» **RECORDS FOR THIS TASK**:

☆ ☆ ☆ ☆

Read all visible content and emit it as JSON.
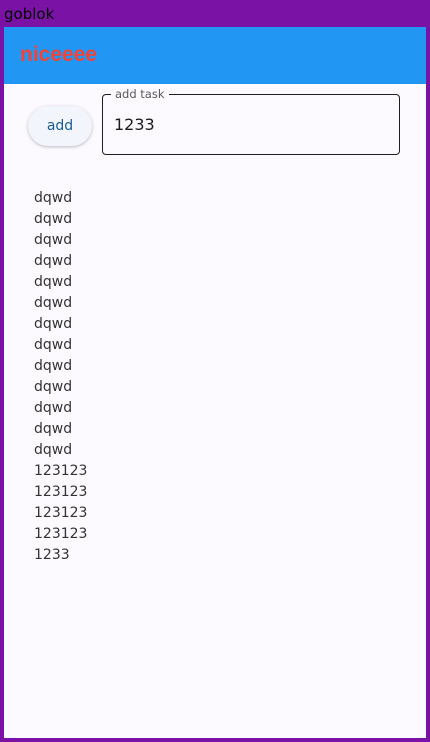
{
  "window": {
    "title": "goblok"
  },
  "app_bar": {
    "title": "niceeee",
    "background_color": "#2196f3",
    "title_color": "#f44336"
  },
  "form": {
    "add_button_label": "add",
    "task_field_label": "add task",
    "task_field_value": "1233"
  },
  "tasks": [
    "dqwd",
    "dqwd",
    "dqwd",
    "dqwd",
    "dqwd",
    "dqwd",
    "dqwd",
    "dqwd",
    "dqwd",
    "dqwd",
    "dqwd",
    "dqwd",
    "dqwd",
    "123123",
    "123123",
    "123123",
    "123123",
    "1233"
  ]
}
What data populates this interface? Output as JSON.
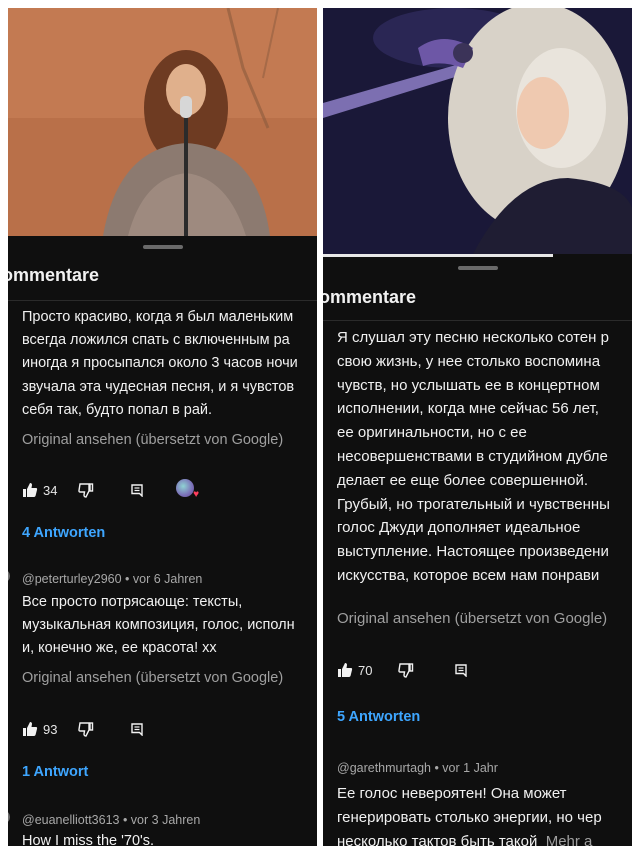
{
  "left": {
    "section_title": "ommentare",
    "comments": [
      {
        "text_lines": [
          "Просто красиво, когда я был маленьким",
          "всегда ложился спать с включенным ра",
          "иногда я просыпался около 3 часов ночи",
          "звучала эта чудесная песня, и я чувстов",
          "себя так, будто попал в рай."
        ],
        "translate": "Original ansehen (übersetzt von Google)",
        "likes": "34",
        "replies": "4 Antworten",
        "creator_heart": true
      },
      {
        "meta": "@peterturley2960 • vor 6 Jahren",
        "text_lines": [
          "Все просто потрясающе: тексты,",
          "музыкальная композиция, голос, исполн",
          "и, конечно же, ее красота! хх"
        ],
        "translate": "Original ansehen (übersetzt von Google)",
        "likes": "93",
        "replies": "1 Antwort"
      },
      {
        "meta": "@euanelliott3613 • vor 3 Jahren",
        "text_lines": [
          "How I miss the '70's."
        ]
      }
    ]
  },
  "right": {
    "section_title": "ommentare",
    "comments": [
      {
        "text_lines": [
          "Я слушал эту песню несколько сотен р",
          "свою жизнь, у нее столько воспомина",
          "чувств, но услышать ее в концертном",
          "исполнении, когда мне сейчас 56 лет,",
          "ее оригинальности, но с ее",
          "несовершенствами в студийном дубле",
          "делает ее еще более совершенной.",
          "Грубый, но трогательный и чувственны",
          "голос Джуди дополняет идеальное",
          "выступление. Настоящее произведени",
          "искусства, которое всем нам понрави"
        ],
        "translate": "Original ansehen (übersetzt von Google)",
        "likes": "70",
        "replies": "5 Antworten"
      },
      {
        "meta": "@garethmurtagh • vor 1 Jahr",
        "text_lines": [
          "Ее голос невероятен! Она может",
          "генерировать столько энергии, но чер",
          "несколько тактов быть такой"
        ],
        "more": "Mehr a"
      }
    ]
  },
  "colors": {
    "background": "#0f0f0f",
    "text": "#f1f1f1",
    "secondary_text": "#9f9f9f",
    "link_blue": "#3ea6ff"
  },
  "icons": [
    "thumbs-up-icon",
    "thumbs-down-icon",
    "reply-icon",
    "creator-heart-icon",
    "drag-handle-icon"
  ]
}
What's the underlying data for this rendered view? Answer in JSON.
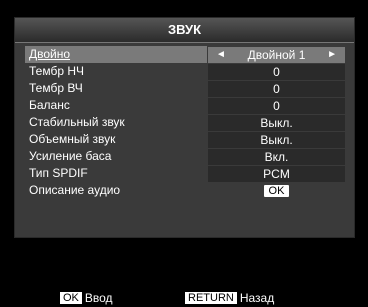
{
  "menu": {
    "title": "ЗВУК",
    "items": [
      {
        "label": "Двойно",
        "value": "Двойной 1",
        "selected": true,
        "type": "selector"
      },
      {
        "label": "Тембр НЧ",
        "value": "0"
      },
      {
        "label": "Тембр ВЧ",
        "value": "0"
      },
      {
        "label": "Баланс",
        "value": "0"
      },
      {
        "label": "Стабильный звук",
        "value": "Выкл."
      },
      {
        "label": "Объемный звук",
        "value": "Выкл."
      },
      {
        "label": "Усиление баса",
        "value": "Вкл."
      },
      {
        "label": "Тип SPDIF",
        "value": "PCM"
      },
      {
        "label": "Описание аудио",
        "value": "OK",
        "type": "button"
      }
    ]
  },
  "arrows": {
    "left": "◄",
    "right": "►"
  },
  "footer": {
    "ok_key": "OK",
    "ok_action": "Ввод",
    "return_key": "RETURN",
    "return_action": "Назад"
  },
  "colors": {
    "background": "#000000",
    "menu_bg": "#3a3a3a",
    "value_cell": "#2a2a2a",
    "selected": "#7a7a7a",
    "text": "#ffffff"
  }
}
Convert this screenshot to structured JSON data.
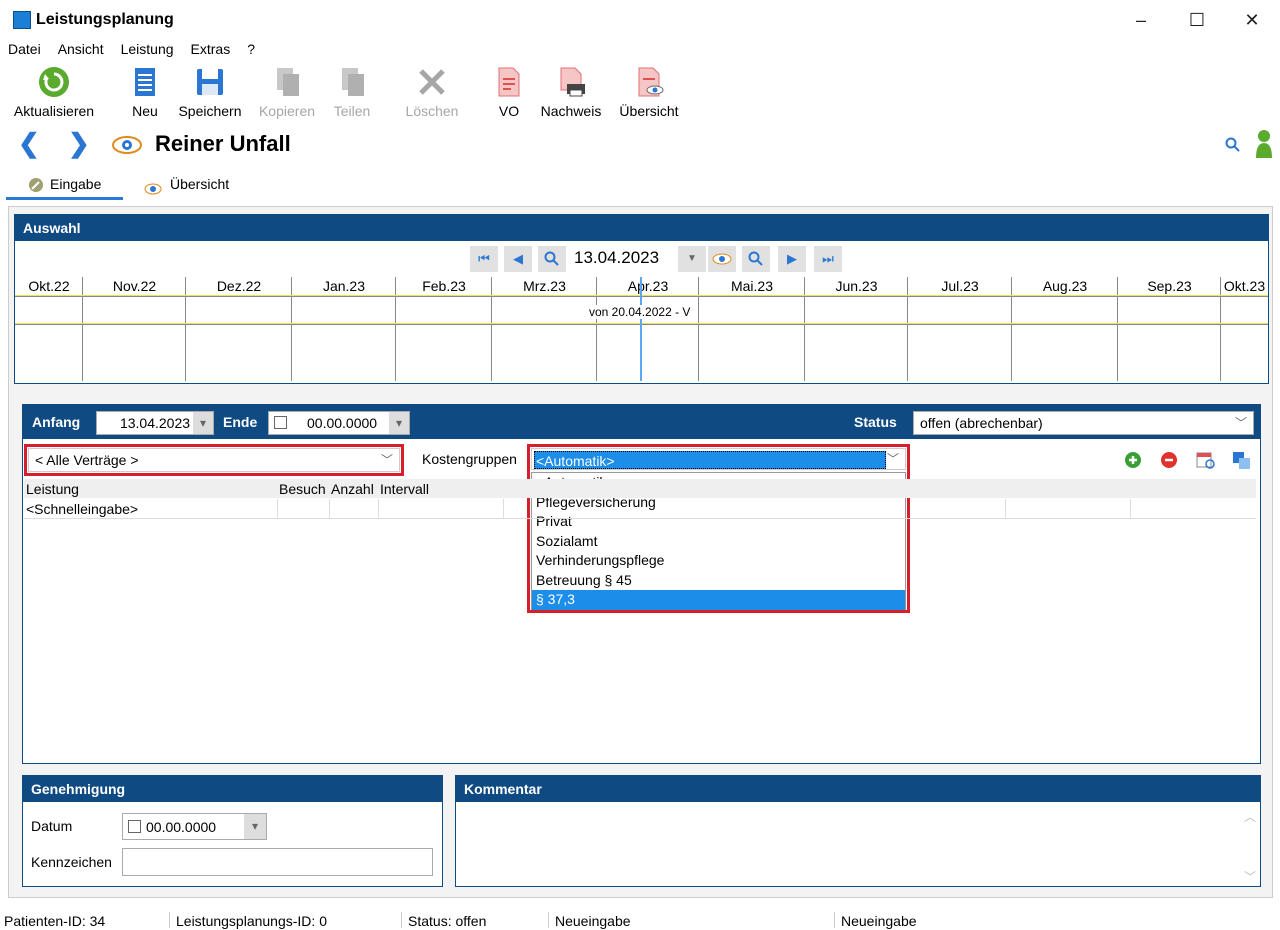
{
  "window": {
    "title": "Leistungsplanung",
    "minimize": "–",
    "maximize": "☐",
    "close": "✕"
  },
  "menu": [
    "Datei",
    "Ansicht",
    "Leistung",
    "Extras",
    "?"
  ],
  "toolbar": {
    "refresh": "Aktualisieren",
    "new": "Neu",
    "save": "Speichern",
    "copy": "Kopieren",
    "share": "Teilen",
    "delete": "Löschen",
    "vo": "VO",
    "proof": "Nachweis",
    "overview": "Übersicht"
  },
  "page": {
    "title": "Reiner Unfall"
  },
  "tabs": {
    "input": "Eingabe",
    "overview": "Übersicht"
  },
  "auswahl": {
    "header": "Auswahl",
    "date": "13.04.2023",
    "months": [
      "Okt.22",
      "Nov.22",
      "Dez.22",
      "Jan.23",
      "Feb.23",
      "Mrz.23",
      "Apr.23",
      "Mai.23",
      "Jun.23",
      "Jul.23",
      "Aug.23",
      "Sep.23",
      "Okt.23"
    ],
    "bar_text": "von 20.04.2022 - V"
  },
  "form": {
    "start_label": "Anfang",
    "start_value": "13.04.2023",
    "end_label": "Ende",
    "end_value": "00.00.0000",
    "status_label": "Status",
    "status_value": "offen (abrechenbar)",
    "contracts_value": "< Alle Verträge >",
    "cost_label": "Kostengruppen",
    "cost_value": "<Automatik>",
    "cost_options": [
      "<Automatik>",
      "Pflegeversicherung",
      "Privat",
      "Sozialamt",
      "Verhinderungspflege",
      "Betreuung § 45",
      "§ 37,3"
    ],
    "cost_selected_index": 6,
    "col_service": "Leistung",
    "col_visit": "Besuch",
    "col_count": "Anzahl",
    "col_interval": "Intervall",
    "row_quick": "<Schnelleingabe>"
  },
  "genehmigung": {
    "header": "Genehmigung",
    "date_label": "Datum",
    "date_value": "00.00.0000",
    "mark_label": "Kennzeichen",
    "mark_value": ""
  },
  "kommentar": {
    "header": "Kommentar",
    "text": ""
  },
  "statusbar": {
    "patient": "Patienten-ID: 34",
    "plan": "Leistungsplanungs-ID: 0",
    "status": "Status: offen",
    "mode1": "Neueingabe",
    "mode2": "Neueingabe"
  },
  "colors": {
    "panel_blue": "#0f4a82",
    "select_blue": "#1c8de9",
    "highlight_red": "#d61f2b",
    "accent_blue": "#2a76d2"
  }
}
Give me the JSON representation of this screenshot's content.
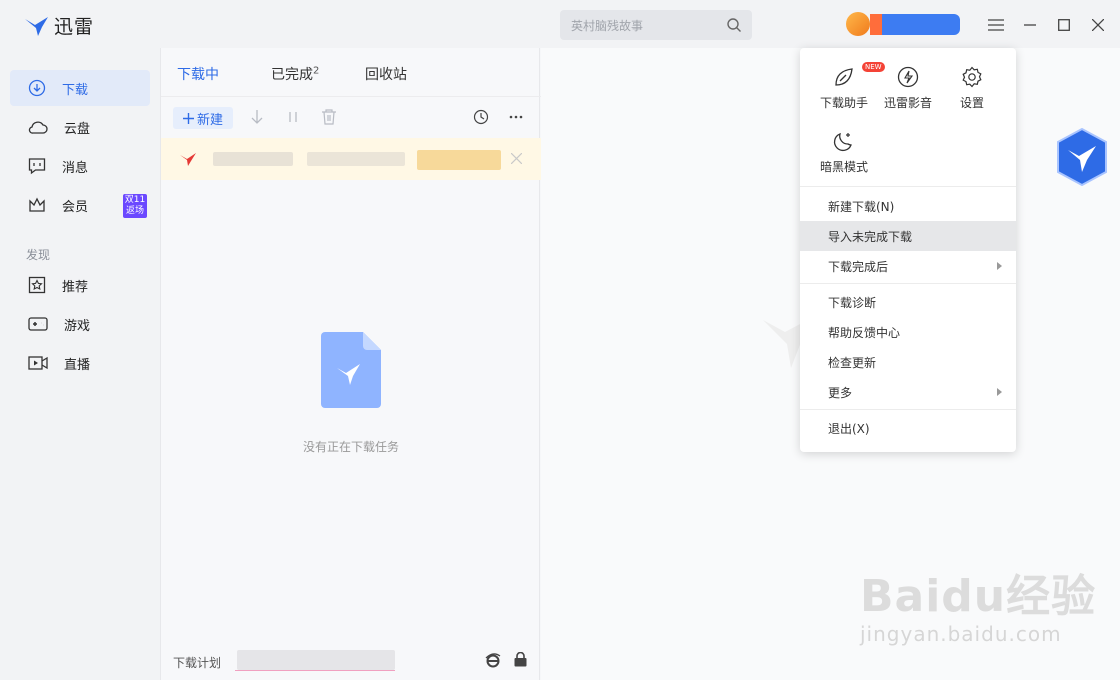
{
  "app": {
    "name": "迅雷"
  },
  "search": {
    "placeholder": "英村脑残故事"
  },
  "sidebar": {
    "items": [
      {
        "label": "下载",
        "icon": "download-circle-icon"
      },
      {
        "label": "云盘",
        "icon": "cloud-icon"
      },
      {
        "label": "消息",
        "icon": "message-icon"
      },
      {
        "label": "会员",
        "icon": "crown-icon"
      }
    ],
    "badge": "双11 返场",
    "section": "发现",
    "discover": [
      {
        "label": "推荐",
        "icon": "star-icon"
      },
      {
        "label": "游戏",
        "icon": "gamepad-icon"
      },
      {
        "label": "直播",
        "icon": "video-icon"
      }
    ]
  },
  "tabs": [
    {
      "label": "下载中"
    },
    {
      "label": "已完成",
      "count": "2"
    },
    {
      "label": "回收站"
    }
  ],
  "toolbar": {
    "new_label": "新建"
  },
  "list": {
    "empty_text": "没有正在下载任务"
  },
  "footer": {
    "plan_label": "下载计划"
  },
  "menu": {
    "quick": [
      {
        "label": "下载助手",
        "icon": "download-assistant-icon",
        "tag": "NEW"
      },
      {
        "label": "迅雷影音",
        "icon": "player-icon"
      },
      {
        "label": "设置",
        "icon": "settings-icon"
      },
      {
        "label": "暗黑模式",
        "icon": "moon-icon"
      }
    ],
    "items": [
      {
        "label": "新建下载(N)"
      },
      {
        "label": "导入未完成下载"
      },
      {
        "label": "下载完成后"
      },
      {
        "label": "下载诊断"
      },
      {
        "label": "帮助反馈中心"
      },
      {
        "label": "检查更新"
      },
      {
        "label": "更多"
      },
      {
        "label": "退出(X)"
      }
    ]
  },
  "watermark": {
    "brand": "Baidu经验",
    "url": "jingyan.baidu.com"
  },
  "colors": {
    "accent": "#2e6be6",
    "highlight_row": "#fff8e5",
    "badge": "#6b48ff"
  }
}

☆ ☆ ☆ ☆

» **GIVEN INSTRUCTION**: Select every line of the material above holding the word "replies" and copy it.

» **OUTPUT OF THE TASK**:
        "replies": "4 Antworten",
        "replies": "1 Antwort"
        "replies": "5 Antworten"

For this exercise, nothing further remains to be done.